**Task directions**
Identify the lines that contain the string "الحديث" and copy all of them.

[Dataset items]
## start

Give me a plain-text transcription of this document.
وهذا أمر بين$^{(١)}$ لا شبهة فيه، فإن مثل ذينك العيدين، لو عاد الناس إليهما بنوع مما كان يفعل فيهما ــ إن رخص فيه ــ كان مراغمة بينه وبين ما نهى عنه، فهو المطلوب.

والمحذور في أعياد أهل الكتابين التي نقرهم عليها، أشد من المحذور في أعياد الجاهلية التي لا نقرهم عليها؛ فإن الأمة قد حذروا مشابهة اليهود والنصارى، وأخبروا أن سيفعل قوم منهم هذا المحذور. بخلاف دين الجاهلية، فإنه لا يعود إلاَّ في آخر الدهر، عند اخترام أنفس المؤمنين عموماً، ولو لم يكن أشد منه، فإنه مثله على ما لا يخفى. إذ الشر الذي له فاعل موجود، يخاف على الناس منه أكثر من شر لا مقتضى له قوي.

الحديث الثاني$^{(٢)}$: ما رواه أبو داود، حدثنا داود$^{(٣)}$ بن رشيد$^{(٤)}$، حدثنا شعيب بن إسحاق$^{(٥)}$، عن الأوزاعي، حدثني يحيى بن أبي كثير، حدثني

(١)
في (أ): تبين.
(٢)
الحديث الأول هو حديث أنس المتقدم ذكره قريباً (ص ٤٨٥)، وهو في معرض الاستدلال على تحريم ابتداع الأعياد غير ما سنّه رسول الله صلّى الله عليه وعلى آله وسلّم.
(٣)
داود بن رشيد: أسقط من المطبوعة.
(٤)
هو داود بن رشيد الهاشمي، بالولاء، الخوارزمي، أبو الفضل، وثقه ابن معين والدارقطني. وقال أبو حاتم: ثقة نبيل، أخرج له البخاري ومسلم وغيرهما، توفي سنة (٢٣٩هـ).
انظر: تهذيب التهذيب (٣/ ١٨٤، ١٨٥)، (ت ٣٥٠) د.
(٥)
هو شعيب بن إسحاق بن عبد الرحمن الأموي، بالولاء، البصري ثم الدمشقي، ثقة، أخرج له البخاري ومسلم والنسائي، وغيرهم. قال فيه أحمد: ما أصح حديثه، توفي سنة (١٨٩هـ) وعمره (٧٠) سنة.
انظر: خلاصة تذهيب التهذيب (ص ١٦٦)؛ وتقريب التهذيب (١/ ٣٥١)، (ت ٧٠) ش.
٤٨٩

## end
## start

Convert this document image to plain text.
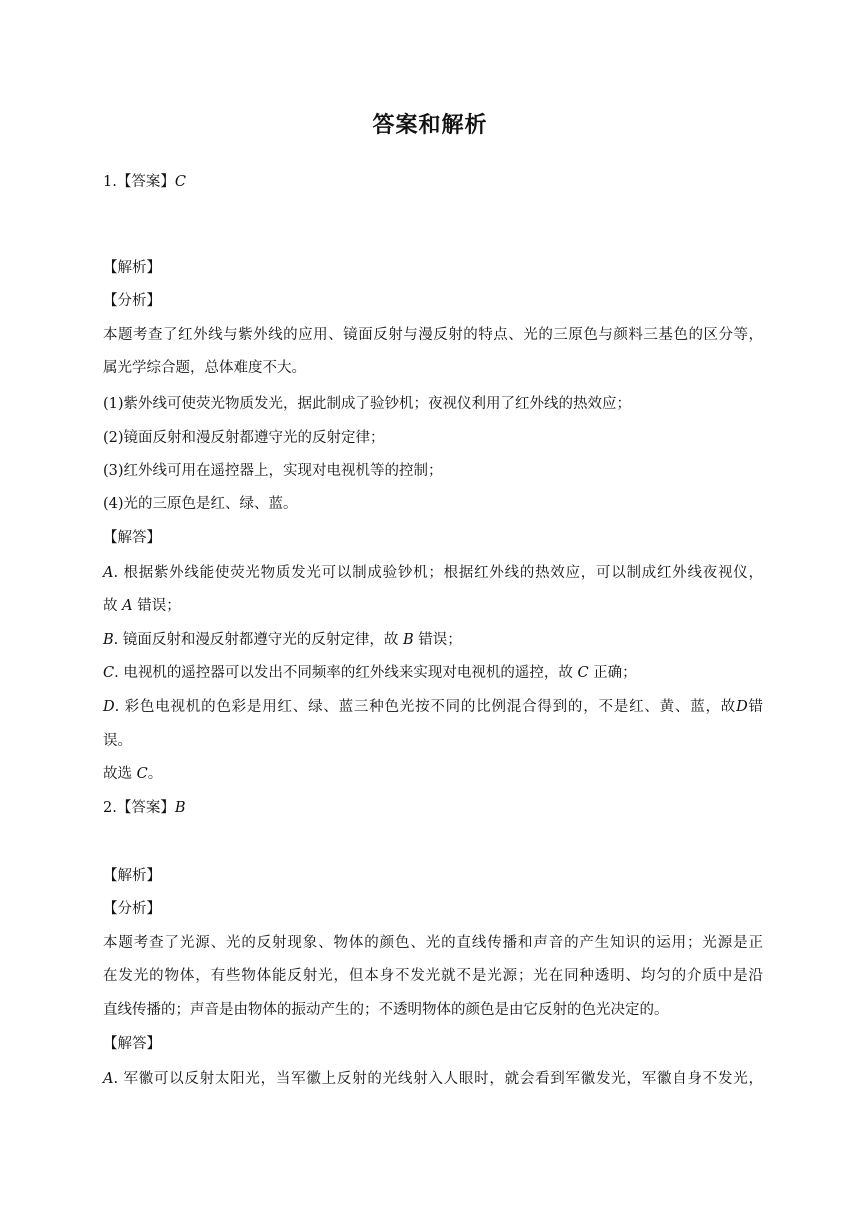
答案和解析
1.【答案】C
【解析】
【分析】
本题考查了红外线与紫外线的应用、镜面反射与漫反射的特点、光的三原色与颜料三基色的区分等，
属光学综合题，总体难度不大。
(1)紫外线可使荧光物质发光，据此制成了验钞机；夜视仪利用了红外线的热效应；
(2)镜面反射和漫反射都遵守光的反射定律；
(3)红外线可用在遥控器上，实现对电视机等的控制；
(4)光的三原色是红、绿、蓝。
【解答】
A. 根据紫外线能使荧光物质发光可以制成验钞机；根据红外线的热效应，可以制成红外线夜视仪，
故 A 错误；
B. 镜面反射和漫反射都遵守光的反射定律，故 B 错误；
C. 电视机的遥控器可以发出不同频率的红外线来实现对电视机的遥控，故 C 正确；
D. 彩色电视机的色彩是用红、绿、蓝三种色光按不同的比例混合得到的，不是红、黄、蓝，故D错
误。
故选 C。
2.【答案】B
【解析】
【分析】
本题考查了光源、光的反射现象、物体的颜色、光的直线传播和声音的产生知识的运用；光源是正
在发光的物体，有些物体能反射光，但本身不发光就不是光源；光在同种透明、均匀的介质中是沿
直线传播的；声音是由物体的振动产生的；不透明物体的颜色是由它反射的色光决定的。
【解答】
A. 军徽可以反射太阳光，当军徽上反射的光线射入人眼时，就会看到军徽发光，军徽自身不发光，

## end

**In response**
الحديث الثاني$^{(٢)}$: ما رواه أبو داود، حدثنا داود$^{(٣)}$ بن رشيد$^{(٤)}$، حدثنا شعيب بن إسحاق$^{(٥)}$، عن الأوزاعي، حدثني يحيى بن أبي كثير، حدثني
الحديث الأول هو حديث أنس المتقدم ذكره قريباً (ص ٤٨٥)، وهو في معرض الاستدلال على تحريم ابتداع الأعياد غير ما سنّه رسول الله صلّى الله عليه وعلى آله وسلّم.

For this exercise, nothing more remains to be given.